--- EXTRACTED TEXT ---

Returns the weights and grid points for numeric integration via Gauss integration by expanding the function in terms of Legendre Polynomials.

Parameters:	t_max – end of the interval for the time grid \([0,t_\mathrm{max}]\) num_grid_points – number of grid points N
Returns:	location of the grid points, corresponding weights

stocproc.method_kle.get_tanh_sinh_weights_times(t_max, num_grid_points)[source]¶

Returns the weights and grid points for numeric integration via Tanh-Sinh integration. The idea is to transform the integral over a finite interval \(x \in [-1, 1]\) via the variable transformation

\[x = \tanh(\pi/2 \sinh(t))\]

to a integral over the entire real axis \(t \in [-\infty,\infty]\) but where the new transformed integrand decay rapidly such that a simply midpoint rule performs very well.

inspired by ‘Tanh-Sinh High-Precision Quadrature - David H. Bailey’

Parameters:	t_max – end of the interval for the time grid \([0,t_\mathrm{max}]\) num_grid_points – number of grid points N (needs to be odd)
Returns:	location of the grid points, corresponding weights

For a fixed small parameter h the location of the grid points read

\[x_i = \tanh(\pi/2 \sinh(ih)\]

with corresponding weights

\[w_i = \frac{\pi/2 \cosh(ih)}{\cosh^2(\pi/2 \sinh(ih))}\]

where i can be any integer. For a given number of grid points N, h is chosen such that \(w_{(N-1)/2} < 10^{-14}\) which implies odd N. With that particular h \(x_i\) and \(w_i\) are calculated for \(-(N-1)/2 \leq i \leq (N-1)/2\). Afterwards the \(x_i\) are linearly scaled such that \(x_{-(N-1)/2} = 0\) and \(x_{(N-1)/2} = t_\mathrm{max}\).

--- EXCERPTED RECORDS ---

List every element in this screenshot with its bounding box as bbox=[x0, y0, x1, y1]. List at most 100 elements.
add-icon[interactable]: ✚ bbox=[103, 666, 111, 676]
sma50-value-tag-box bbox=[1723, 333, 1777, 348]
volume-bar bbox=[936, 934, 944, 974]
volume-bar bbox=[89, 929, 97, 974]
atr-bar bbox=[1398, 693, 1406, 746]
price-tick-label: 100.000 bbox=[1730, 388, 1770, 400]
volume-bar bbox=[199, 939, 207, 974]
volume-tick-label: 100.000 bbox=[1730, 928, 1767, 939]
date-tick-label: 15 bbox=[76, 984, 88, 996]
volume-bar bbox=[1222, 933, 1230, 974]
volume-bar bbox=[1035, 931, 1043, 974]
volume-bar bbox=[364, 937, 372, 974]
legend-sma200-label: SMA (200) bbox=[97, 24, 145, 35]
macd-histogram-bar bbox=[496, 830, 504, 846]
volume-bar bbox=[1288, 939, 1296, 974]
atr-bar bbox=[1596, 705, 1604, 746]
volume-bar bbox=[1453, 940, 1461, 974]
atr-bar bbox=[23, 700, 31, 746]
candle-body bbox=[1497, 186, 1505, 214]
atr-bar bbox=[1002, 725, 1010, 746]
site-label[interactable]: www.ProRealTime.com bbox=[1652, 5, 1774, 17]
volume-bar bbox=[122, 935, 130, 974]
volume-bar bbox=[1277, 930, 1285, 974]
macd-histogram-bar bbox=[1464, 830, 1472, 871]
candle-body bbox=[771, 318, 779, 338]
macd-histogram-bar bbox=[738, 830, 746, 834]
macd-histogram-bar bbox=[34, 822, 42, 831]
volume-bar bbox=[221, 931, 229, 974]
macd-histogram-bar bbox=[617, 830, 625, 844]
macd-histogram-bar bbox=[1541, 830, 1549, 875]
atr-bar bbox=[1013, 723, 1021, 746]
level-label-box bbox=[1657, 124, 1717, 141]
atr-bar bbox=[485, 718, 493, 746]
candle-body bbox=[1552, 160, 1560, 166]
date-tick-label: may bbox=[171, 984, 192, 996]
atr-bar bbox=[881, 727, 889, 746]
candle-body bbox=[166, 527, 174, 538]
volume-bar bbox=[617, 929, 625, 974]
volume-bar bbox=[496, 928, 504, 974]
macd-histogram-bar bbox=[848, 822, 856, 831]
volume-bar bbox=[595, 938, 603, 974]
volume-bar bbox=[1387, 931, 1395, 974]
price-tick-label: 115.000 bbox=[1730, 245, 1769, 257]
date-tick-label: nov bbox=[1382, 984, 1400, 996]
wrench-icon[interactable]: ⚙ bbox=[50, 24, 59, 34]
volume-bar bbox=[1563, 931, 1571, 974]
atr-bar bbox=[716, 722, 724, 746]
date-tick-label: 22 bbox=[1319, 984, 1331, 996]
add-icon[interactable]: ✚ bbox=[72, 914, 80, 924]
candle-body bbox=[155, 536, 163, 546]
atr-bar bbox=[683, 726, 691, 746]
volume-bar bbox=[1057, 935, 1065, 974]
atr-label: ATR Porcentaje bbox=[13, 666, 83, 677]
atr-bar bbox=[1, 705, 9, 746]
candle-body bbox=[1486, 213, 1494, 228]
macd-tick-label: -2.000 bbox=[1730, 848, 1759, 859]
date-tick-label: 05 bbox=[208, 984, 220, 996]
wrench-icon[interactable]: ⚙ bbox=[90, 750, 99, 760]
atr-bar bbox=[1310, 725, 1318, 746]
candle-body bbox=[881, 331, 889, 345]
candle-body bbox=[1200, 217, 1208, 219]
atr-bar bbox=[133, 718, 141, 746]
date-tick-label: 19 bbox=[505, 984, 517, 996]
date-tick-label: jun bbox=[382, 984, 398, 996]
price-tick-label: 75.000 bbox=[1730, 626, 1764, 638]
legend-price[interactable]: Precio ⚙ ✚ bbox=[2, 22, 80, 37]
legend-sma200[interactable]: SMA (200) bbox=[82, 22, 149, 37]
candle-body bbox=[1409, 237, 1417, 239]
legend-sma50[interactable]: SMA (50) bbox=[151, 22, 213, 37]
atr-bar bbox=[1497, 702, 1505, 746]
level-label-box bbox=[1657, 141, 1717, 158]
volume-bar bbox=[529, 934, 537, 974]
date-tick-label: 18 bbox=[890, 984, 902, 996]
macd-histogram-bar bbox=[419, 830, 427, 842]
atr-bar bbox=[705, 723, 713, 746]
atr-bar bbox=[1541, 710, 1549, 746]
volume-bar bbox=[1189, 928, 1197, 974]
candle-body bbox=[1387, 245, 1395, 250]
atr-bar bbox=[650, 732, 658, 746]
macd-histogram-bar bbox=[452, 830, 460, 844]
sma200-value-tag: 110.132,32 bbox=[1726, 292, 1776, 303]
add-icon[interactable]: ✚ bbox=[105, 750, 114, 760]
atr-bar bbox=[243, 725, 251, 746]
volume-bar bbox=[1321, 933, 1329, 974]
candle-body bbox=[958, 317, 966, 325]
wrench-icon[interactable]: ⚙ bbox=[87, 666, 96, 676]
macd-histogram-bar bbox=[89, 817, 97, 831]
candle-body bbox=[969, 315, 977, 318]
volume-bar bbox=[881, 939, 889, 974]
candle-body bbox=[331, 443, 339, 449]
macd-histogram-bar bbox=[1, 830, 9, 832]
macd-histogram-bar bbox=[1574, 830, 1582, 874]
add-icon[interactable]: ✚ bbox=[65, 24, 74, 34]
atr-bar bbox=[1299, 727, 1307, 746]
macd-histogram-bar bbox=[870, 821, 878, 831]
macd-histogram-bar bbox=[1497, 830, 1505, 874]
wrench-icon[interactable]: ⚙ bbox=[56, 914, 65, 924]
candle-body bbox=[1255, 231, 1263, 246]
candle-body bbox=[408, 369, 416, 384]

---

__EXERCISE BRIEF__
Return the passage of the quadrature documentation starting at "inspired by ‘Tanh-Sinh" and ending at "(needs to be odd)". Work only from the text and set the data aside.

__TASK RESULT__
inspired by ‘Tanh-Sinh High-Precision Quadrature - David H. Bailey’

Parameters:	t_max – end of the interval for the time grid \([0,t_\mathrm{max}]\) num_grid_points – number of grid points N (needs to be odd)